:: THE EXERCISE ::
Find the lines that include the string "percent" and report how many there are. Give no other text.

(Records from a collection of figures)

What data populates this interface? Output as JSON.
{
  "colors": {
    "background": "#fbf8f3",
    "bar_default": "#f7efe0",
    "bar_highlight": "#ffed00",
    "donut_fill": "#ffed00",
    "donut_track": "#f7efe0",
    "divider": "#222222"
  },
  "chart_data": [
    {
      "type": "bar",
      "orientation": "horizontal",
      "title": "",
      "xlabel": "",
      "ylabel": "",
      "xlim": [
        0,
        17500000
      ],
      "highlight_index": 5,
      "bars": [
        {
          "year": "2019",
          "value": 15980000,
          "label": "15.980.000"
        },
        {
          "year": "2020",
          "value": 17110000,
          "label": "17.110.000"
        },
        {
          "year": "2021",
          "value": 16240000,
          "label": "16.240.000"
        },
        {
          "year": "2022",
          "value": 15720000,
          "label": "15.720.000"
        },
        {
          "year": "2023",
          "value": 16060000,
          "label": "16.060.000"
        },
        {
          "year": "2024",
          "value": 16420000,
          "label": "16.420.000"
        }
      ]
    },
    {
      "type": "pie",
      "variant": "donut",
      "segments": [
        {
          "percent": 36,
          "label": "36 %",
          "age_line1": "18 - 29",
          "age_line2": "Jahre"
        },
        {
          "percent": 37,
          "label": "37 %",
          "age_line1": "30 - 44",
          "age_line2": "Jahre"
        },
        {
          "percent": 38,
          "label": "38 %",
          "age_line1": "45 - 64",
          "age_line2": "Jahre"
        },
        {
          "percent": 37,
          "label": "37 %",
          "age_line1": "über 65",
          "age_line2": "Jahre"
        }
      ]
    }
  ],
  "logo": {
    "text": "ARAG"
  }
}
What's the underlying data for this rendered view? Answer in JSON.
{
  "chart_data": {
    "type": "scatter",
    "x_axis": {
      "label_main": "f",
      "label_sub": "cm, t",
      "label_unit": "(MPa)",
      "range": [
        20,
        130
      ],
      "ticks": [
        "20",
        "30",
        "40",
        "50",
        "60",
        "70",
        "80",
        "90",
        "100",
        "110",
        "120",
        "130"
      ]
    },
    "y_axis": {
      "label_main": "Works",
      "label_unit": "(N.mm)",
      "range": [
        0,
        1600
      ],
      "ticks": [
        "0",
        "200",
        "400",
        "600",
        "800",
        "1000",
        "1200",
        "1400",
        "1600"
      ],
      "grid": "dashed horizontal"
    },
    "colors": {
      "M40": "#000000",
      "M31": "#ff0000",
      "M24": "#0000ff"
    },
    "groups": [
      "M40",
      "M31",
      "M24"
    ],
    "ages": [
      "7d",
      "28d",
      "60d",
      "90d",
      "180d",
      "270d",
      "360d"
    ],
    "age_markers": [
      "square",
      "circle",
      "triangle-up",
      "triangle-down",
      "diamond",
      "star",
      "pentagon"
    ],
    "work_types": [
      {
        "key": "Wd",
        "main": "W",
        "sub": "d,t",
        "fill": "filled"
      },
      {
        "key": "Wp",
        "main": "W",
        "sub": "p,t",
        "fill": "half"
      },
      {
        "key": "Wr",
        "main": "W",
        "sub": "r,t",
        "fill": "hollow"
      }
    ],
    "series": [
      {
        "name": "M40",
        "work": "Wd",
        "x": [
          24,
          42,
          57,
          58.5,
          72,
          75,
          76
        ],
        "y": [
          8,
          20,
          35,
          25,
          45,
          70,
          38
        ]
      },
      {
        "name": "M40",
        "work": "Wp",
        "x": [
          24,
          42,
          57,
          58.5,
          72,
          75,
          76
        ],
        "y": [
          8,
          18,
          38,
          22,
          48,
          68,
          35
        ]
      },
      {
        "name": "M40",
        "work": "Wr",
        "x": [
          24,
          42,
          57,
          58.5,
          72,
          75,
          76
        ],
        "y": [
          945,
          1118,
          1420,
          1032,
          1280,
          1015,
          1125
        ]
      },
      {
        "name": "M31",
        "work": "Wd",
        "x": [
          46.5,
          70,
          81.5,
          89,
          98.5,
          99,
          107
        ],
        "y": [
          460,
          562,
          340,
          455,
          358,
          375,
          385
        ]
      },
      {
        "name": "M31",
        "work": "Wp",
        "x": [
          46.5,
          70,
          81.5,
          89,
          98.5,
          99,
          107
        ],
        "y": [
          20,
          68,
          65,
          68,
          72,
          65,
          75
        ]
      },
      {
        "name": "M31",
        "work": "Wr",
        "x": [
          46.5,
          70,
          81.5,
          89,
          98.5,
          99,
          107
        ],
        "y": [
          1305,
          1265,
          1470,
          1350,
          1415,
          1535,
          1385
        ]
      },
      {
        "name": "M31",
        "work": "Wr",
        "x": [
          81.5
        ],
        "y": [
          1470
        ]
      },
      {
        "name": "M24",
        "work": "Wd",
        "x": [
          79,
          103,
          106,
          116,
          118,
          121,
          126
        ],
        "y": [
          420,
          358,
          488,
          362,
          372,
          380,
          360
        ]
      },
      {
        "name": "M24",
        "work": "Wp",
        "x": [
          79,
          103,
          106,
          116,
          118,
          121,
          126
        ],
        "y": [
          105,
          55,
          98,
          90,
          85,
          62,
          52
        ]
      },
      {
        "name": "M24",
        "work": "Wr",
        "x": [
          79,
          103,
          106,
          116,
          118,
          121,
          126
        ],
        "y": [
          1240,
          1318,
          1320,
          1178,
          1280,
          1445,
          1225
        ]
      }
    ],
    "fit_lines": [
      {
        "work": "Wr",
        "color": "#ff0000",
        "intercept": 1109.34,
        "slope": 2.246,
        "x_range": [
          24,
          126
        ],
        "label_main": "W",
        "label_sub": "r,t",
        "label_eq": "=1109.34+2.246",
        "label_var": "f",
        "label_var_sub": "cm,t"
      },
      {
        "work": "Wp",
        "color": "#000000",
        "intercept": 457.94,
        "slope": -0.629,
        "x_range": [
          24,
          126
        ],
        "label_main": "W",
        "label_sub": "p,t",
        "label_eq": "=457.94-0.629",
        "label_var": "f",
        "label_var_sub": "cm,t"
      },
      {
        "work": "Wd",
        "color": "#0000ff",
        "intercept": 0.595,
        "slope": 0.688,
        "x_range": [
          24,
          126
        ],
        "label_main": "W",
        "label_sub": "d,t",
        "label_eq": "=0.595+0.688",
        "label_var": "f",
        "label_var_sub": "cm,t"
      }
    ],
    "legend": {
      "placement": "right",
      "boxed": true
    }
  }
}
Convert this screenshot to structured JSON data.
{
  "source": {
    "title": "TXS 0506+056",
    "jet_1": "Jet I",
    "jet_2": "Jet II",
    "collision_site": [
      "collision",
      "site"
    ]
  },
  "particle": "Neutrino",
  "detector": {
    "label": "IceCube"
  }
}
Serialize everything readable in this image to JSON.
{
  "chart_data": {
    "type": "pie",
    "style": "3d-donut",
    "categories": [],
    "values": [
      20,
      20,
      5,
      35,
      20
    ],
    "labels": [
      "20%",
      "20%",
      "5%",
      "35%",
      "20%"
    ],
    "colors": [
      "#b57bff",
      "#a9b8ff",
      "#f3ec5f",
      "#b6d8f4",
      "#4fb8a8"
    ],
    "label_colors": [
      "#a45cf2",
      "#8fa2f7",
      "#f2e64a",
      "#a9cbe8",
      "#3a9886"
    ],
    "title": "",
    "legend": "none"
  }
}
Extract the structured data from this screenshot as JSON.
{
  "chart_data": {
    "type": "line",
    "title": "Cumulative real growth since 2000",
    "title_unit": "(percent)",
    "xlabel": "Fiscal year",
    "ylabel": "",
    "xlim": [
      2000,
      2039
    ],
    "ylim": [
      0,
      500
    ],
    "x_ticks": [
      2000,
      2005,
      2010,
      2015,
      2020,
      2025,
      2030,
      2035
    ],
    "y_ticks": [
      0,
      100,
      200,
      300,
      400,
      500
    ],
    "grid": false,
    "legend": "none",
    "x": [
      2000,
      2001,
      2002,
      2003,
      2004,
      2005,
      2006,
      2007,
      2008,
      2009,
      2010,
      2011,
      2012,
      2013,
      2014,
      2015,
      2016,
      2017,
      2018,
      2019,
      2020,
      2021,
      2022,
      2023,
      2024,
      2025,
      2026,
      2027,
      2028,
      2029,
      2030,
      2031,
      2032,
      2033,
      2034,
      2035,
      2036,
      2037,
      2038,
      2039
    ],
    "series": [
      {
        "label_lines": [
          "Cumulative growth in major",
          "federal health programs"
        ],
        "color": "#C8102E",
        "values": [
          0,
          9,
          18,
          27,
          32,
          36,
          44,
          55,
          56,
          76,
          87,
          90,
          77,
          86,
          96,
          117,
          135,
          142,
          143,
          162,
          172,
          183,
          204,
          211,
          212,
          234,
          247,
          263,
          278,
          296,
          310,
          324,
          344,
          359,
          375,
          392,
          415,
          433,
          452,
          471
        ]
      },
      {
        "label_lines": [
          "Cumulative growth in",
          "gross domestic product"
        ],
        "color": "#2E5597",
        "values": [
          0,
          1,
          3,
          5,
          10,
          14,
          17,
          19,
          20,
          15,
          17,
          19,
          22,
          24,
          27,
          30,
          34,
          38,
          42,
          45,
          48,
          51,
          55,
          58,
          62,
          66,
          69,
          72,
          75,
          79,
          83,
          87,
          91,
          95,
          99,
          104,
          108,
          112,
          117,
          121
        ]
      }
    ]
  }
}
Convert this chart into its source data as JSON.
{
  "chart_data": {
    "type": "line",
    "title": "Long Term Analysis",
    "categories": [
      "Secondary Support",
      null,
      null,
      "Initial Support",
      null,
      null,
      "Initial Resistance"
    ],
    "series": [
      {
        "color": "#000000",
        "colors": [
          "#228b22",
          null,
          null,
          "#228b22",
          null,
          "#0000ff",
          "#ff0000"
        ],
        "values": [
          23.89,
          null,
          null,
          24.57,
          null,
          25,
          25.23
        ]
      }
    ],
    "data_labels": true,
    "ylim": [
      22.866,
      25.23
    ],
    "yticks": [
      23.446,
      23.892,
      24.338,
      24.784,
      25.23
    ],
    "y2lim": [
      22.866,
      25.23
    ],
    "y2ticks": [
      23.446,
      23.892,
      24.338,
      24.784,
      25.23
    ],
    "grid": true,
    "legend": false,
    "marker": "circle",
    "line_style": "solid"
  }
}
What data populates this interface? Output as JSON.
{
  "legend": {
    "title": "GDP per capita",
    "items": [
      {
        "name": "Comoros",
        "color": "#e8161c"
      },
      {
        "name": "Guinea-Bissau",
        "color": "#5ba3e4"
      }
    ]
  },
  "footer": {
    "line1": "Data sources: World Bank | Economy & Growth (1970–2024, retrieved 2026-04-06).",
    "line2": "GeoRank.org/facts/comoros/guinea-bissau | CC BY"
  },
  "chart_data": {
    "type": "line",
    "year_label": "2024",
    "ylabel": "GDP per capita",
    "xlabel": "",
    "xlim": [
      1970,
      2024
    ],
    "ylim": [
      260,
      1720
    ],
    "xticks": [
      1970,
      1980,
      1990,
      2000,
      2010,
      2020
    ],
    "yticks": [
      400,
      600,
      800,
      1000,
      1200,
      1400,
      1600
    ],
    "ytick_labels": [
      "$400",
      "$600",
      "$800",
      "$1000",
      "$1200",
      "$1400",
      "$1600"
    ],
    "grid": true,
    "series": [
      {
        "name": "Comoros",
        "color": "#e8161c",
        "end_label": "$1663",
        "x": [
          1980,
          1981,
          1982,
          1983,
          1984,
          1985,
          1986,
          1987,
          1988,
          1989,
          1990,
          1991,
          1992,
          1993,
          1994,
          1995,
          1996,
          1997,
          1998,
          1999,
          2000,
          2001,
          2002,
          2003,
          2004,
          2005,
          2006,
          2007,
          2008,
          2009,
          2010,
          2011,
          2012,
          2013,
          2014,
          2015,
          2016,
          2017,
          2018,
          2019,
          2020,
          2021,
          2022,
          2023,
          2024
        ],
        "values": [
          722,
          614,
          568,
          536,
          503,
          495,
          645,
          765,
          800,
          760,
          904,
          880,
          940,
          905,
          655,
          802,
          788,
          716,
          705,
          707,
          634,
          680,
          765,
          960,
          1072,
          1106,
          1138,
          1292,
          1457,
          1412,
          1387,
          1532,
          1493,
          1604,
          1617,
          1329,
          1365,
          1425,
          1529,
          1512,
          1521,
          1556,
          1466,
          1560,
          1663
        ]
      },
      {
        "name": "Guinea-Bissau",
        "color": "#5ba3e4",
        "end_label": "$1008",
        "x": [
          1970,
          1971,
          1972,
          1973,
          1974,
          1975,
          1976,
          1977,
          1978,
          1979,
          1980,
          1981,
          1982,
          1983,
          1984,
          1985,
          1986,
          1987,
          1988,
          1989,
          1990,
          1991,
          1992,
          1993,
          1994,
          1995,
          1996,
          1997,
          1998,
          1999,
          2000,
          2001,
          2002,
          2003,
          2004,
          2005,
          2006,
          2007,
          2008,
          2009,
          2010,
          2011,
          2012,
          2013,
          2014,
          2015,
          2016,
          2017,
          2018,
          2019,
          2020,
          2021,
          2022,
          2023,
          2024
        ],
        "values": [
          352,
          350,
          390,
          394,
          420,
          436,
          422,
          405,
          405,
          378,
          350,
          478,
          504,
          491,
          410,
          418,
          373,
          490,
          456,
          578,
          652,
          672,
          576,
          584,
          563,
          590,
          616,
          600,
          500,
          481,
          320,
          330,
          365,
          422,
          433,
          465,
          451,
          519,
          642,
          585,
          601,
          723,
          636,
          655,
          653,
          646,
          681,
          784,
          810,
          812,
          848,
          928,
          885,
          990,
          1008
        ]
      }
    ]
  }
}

:: SOLUTION FOR THIS TASK ::
5